— begin RAW RECORDS —

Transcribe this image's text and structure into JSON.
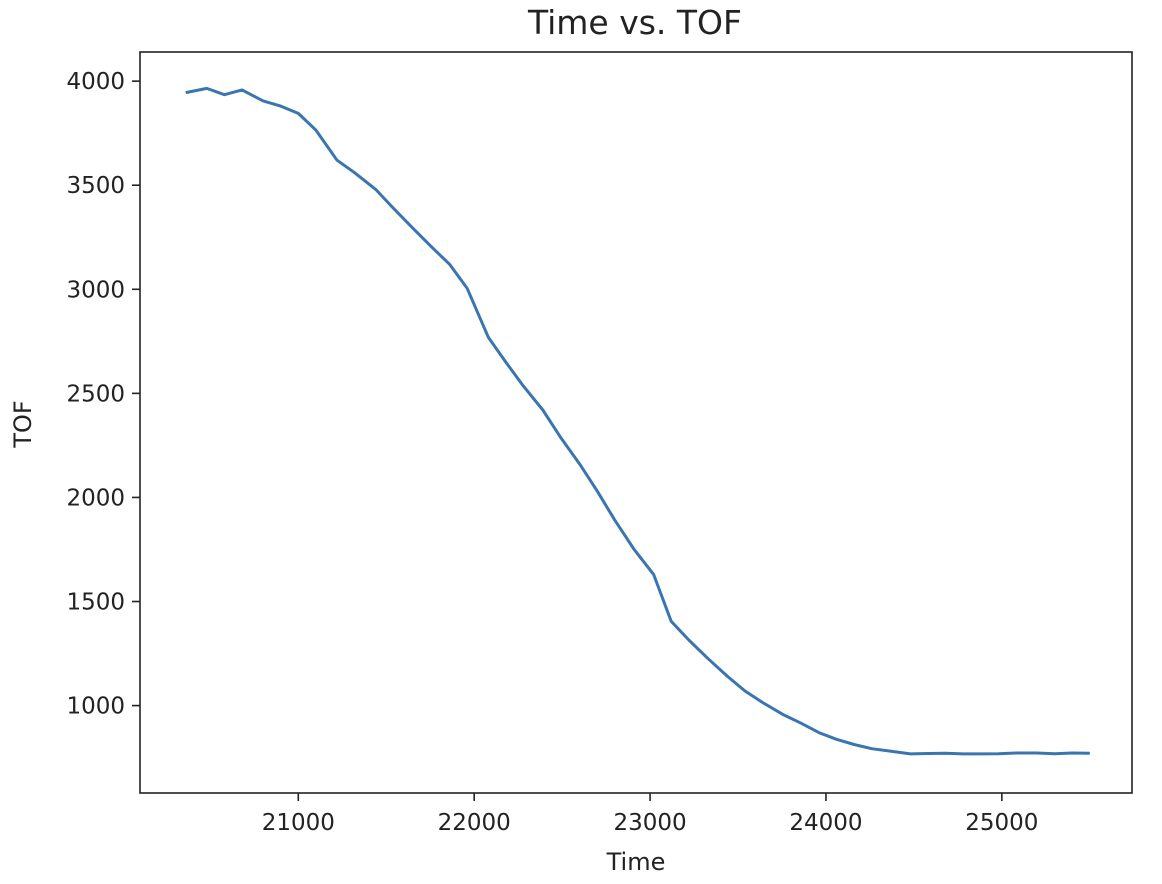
{
  "chart_data": {
    "type": "line",
    "title": "Time vs. TOF",
    "xlabel": "Time",
    "ylabel": "TOF",
    "xlim": [
      20100,
      25740
    ],
    "ylim": [
      580,
      4140
    ],
    "xticks": [
      21000,
      22000,
      23000,
      24000,
      25000
    ],
    "yticks": [
      1000,
      1500,
      2000,
      2500,
      3000,
      3500,
      4000
    ],
    "grid": false,
    "series": [
      {
        "name": "TOF",
        "color": "#3a75b0",
        "x": [
          20360,
          20480,
          20580,
          20680,
          20800,
          20900,
          21000,
          21100,
          21220,
          21320,
          21440,
          21540,
          21650,
          21750,
          21860,
          21960,
          22080,
          22180,
          22280,
          22390,
          22490,
          22600,
          22700,
          22800,
          22910,
          23020,
          23120,
          23220,
          23330,
          23440,
          23540,
          23640,
          23760,
          23860,
          23960,
          24060,
          24160,
          24260,
          24360,
          24480,
          24580,
          24680,
          24780,
          24880,
          24980,
          25080,
          25200,
          25300,
          25400,
          25500
        ],
        "y": [
          3945,
          3965,
          3935,
          3958,
          3905,
          3880,
          3845,
          3765,
          3620,
          3560,
          3480,
          3390,
          3295,
          3210,
          3120,
          3005,
          2770,
          2650,
          2535,
          2420,
          2290,
          2160,
          2030,
          1890,
          1750,
          1630,
          1405,
          1315,
          1225,
          1140,
          1070,
          1015,
          955,
          915,
          870,
          838,
          813,
          793,
          782,
          768,
          770,
          771,
          768,
          768,
          769,
          772,
          772,
          769,
          772,
          771
        ]
      }
    ]
  }
}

— end RAW RECORDS —

- [TASK PROMPT]:
The records above are to be reproduced exactly; the pictures are to be left out.

- [FULL OUTPUT]:
Transcribe this image's text and structure into JSON.
{
  "chart_data": {
    "type": "line",
    "title": "Time vs. TOF",
    "xlabel": "Time",
    "ylabel": "TOF",
    "xlim": [
      20100,
      25740
    ],
    "ylim": [
      580,
      4140
    ],
    "xticks": [
      21000,
      22000,
      23000,
      24000,
      25000
    ],
    "yticks": [
      1000,
      1500,
      2000,
      2500,
      3000,
      3500,
      4000
    ],
    "grid": false,
    "series": [
      {
        "name": "TOF",
        "color": "#3a75b0",
        "x": [
          20360,
          20480,
          20580,
          20680,
          20800,
          20900,
          21000,
          21100,
          21220,
          21320,
          21440,
          21540,
          21650,
          21750,
          21860,
          21960,
          22080,
          22180,
          22280,
          22390,
          22490,
          22600,
          22700,
          22800,
          22910,
          23020,
          23120,
          23220,
          23330,
          23440,
          23540,
          23640,
          23760,
          23860,
          23960,
          24060,
          24160,
          24260,
          24360,
          24480,
          24580,
          24680,
          24780,
          24880,
          24980,
          25080,
          25200,
          25300,
          25400,
          25500
        ],
        "y": [
          3945,
          3965,
          3935,
          3958,
          3905,
          3880,
          3845,
          3765,
          3620,
          3560,
          3480,
          3390,
          3295,
          3210,
          3120,
          3005,
          2770,
          2650,
          2535,
          2420,
          2290,
          2160,
          2030,
          1890,
          1750,
          1630,
          1405,
          1315,
          1225,
          1140,
          1070,
          1015,
          955,
          915,
          870,
          838,
          813,
          793,
          782,
          768,
          770,
          771,
          768,
          768,
          769,
          772,
          772,
          769,
          772,
          771
        ]
      }
    ]
  }
}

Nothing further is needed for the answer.